▶ **Do this**
Retype the records below exactly as they appear.

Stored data
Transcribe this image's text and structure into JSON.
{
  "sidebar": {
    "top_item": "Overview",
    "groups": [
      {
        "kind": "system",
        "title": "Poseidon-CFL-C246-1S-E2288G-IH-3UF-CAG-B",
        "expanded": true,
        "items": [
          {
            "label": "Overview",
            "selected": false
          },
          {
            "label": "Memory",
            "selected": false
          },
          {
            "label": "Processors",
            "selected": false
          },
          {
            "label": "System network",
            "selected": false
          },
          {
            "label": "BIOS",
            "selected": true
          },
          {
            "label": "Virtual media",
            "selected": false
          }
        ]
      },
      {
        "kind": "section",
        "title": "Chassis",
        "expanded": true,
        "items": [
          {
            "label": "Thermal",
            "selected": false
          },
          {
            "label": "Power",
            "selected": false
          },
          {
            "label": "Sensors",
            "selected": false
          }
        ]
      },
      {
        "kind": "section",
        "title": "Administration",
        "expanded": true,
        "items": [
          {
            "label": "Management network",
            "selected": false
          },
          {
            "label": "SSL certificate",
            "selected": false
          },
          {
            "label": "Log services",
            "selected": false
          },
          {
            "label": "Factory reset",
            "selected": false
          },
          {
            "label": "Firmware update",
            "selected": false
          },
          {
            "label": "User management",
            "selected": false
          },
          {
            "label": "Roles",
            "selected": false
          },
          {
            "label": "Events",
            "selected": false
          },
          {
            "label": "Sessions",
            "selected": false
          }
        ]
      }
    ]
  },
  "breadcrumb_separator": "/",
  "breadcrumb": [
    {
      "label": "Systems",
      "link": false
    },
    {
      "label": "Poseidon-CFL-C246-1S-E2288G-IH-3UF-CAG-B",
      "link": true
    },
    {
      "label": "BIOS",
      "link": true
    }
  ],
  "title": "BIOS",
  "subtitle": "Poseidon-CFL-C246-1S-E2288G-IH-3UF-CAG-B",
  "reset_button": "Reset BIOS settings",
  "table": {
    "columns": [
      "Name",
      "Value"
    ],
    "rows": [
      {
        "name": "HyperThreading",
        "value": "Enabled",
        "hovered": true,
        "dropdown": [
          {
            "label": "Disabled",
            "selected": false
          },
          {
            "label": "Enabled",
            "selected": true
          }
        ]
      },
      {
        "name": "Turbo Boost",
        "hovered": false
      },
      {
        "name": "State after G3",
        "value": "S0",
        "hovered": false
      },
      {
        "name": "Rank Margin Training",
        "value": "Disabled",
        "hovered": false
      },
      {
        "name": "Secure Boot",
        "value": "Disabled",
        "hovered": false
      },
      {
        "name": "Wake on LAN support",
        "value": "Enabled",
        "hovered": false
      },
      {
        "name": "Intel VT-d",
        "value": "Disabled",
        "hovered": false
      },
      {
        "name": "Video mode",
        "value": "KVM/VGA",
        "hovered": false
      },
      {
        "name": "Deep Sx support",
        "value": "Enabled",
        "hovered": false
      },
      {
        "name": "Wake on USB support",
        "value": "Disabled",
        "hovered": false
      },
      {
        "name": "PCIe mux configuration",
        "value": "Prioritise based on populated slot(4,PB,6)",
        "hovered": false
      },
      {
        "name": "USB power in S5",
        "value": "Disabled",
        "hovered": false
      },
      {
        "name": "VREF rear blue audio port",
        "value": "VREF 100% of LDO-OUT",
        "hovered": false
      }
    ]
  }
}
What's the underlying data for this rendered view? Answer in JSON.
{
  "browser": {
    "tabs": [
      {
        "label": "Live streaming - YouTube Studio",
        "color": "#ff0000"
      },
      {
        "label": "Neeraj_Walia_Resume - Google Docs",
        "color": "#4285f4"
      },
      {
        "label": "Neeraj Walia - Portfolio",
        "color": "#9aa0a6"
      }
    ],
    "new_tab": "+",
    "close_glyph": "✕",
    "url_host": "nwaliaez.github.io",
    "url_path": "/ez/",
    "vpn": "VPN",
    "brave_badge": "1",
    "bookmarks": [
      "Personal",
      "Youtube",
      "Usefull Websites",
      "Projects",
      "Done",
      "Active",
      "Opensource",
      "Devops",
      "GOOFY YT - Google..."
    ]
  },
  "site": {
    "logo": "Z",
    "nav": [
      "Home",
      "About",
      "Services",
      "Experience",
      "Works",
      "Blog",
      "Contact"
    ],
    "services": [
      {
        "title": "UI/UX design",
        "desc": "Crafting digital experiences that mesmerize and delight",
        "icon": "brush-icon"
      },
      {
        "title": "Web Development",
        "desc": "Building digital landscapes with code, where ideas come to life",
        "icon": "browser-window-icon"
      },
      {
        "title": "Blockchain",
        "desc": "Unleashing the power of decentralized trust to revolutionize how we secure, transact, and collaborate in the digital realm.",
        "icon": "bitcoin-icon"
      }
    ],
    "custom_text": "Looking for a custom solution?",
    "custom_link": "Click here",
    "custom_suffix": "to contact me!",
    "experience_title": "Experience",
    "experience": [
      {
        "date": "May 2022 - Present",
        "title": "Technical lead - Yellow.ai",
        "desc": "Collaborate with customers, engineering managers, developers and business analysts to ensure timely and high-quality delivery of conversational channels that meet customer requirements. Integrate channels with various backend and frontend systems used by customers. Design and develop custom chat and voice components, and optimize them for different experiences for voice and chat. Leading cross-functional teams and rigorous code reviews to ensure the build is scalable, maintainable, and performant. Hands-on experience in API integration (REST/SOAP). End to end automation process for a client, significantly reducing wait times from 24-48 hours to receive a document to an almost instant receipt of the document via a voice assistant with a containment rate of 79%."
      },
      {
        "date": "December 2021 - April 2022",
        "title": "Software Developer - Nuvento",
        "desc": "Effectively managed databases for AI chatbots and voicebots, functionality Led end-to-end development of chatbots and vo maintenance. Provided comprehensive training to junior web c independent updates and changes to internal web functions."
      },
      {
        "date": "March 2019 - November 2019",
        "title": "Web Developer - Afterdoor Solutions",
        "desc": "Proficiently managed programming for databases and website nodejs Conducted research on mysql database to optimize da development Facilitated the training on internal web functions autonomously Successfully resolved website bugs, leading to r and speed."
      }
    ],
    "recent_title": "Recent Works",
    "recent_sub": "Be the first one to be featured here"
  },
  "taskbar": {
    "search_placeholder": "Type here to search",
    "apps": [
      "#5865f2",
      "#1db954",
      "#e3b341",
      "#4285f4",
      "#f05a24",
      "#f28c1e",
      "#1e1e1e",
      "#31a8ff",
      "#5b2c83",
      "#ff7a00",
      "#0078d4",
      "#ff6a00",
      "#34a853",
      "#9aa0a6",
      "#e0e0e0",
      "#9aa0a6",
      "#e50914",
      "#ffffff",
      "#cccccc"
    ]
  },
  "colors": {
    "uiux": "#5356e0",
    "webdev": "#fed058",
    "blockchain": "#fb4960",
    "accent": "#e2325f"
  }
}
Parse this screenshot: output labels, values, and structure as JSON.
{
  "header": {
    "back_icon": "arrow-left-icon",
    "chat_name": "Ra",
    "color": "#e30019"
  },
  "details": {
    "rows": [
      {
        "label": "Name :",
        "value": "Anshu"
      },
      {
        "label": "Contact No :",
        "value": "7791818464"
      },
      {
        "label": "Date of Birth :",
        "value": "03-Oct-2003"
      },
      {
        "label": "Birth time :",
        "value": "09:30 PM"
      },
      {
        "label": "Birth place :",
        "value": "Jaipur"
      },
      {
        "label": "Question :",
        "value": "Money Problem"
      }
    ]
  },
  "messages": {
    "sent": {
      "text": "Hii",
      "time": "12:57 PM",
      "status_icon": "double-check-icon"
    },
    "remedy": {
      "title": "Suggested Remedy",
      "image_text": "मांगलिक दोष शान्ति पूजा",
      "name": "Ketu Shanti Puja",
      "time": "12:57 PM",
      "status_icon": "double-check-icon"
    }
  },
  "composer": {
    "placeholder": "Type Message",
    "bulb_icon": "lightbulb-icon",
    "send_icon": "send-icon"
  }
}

▶ **Reply**
Transcribe this image's text and structure into JSON.
{
  "sidebar": {
    "top_item": "Overview",
    "groups": [
      {
        "kind": "system",
        "title": "Poseidon-CFL-C246-1S-E2288G-IH-3UF-CAG-B",
        "expanded": true,
        "items": [
          {
            "label": "Overview",
            "selected": false
          },
          {
            "label": "Memory",
            "selected": false
          },
          {
            "label": "Processors",
            "selected": false
          },
          {
            "label": "System network",
            "selected": false
          },
          {
            "label": "BIOS",
            "selected": true
          },
          {
            "label": "Virtual media",
            "selected": false
          }
        ]
      },
      {
        "kind": "section",
        "title": "Chassis",
        "expanded": true,
        "items": [
          {
            "label": "Thermal",
            "selected": false
          },
          {
            "label": "Power",
            "selected": false
          },
          {
            "label": "Sensors",
            "selected": false
          }
        ]
      },
      {
        "kind": "section",
        "title": "Administration",
        "expanded": true,
        "items": [
          {
            "label": "Management network",
            "selected": false
          },
          {
            "label": "SSL certificate",
            "selected": false
          },
          {
            "label": "Log services",
            "selected": false
          },
          {
            "label": "Factory reset",
            "selected": false
          },
          {
            "label": "Firmware update",
            "selected": false
          },
          {
            "label": "User management",
            "selected": false
          },
          {
            "label": "Roles",
            "selected": false
          },
          {
            "label": "Events",
            "selected": false
          },
          {
            "label": "Sessions",
            "selected": false
          }
        ]
      }
    ]
  },
  "breadcrumb_separator": "/",
  "breadcrumb": [
    {
      "label": "Systems",
      "link": false
    },
    {
      "label": "Poseidon-CFL-C246-1S-E2288G-IH-3UF-CAG-B",
      "link": true
    },
    {
      "label": "BIOS",
      "link": true
    }
  ],
  "title": "BIOS",
  "subtitle": "Poseidon-CFL-C246-1S-E2288G-IH-3UF-CAG-B",
  "reset_button": "Reset BIOS settings",
  "table": {
    "columns": [
      "Name",
      "Value"
    ],
    "rows": [
      {
        "name": "HyperThreading",
        "value": "Enabled",
        "hovered": true,
        "dropdown": [
          {
            "label": "Disabled",
            "selected": false
          },
          {
            "label": "Enabled",
            "selected": true
          }
        ]
      },
      {
        "name": "Turbo Boost",
        "hovered": false
      },
      {
        "name": "State after G3",
        "value": "S0",
        "hovered": false
      },
      {
        "name": "Rank Margin Training",
        "value": "Disabled",
        "hovered": false
      },
      {
        "name": "Secure Boot",
        "value": "Disabled",
        "hovered": false
      },
      {
        "name": "Wake on LAN support",
        "value": "Enabled",
        "hovered": false
      },
      {
        "name": "Intel VT-d",
        "value": "Disabled",
        "hovered": false
      },
      {
        "name": "Video mode",
        "value": "KVM/VGA",
        "hovered": false
      },
      {
        "name": "Deep Sx support",
        "value": "Enabled",
        "hovered": false
      },
      {
        "name": "Wake on USB support",
        "value": "Disabled",
        "hovered": false
      },
      {
        "name": "PCIe mux configuration",
        "value": "Prioritise based on populated slot(4,PB,6)",
        "hovered": false
      },
      {
        "name": "USB power in S5",
        "value": "Disabled",
        "hovered": false
      },
      {
        "name": "VREF rear blue audio port",
        "value": "VREF 100% of LDO-OUT",
        "hovered": false
      }
    ]
  }
}
What's the underlying data for this rendered view? Answer in JSON.
{
  "browser": {
    "tabs": [
      {
        "label": "Live streaming - YouTube Studio",
        "color": "#ff0000"
      },
      {
        "label": "Neeraj_Walia_Resume - Google Docs",
        "color": "#4285f4"
      },
      {
        "label": "Neeraj Walia - Portfolio",
        "color": "#9aa0a6"
      }
    ],
    "new_tab": "+",
    "close_glyph": "✕",
    "url_host": "nwaliaez.github.io",
    "url_path": "/ez/",
    "vpn": "VPN",
    "brave_badge": "1",
    "bookmarks": [
      "Personal",
      "Youtube",
      "Usefull Websites",
      "Projects",
      "Done",
      "Active",
      "Opensource",
      "Devops",
      "GOOFY YT - Google..."
    ]
  },
  "site": {
    "logo": "Z",
    "nav": [
      "Home",
      "About",
      "Services",
      "Experience",
      "Works",
      "Blog",
      "Contact"
    ],
    "services": [
      {
        "title": "UI/UX design",
        "desc": "Crafting digital experiences that mesmerize and delight",
        "icon": "brush-icon"
      },
      {
        "title": "Web Development",
        "desc": "Building digital landscapes with code, where ideas come to life",
        "icon": "browser-window-icon"
      },
      {
        "title": "Blockchain",
        "desc": "Unleashing the power of decentralized trust to revolutionize how we secure, transact, and collaborate in the digital realm.",
        "icon": "bitcoin-icon"
      }
    ],
    "custom_text": "Looking for a custom solution?",
    "custom_link": "Click here",
    "custom_suffix": "to contact me!",
    "experience_title": "Experience",
    "experience": [
      {
        "date": "May 2022 - Present",
        "title": "Technical lead - Yellow.ai",
        "desc": "Collaborate with customers, engineering managers, developers and business analysts to ensure timely and high-quality delivery of conversational channels that meet customer requirements. Integrate channels with various backend and frontend systems used by customers. Design and develop custom chat and voice components, and optimize them for different experiences for voice and chat. Leading cross-functional teams and rigorous code reviews to ensure the build is scalable, maintainable, and performant. Hands-on experience in API integration (REST/SOAP). End to end automation process for a client, significantly reducing wait times from 24-48 hours to receive a document to an almost instant receipt of the document via a voice assistant with a containment rate of 79%."
      },
      {
        "date": "December 2021 - April 2022",
        "title": "Software Developer - Nuvento",
        "desc": "Effectively managed databases for AI chatbots and voicebots, functionality Led end-to-end development of chatbots and vo maintenance. Provided comprehensive training to junior web c independent updates and changes to internal web functions."
      },
      {
        "date": "March 2019 - November 2019",
        "title": "Web Developer - Afterdoor Solutions",
        "desc": "Proficiently managed programming for databases and website nodejs Conducted research on mysql database to optimize da development Facilitated the training on internal web functions autonomously Successfully resolved website bugs, leading to r and speed."
      }
    ],
    "recent_title": "Recent Works",
    "recent_sub": "Be the first one to be featured here"
  },
  "taskbar": {
    "search_placeholder": "Type here to search",
    "apps": [
      "#5865f2",
      "#1db954",
      "#e3b341",
      "#4285f4",
      "#f05a24",
      "#f28c1e",
      "#1e1e1e",
      "#31a8ff",
      "#5b2c83",
      "#ff7a00",
      "#0078d4",
      "#ff6a00",
      "#34a853",
      "#9aa0a6",
      "#e0e0e0",
      "#9aa0a6",
      "#e50914",
      "#ffffff",
      "#cccccc"
    ]
  },
  "colors": {
    "uiux": "#5356e0",
    "webdev": "#fed058",
    "blockchain": "#fb4960",
    "accent": "#e2325f"
  }
}
Parse this screenshot: output labels, values, and structure as JSON.
{
  "header": {
    "back_icon": "arrow-left-icon",
    "chat_name": "Ra",
    "color": "#e30019"
  },
  "details": {
    "rows": [
      {
        "label": "Name :",
        "value": "Anshu"
      },
      {
        "label": "Contact No :",
        "value": "7791818464"
      },
      {
        "label": "Date of Birth :",
        "value": "03-Oct-2003"
      },
      {
        "label": "Birth time :",
        "value": "09:30 PM"
      },
      {
        "label": "Birth place :",
        "value": "Jaipur"
      },
      {
        "label": "Question :",
        "value": "Money Problem"
      }
    ]
  },
  "messages": {
    "sent": {
      "text": "Hii",
      "time": "12:57 PM",
      "status_icon": "double-check-icon"
    },
    "remedy": {
      "title": "Suggested Remedy",
      "image_text": "मांगलिक दोष शान्ति पूजा",
      "name": "Ketu Shanti Puja",
      "time": "12:57 PM",
      "status_icon": "double-check-icon"
    }
  },
  "composer": {
    "placeholder": "Type Message",
    "bulb_icon": "lightbulb-icon",
    "send_icon": "send-icon"
  }
}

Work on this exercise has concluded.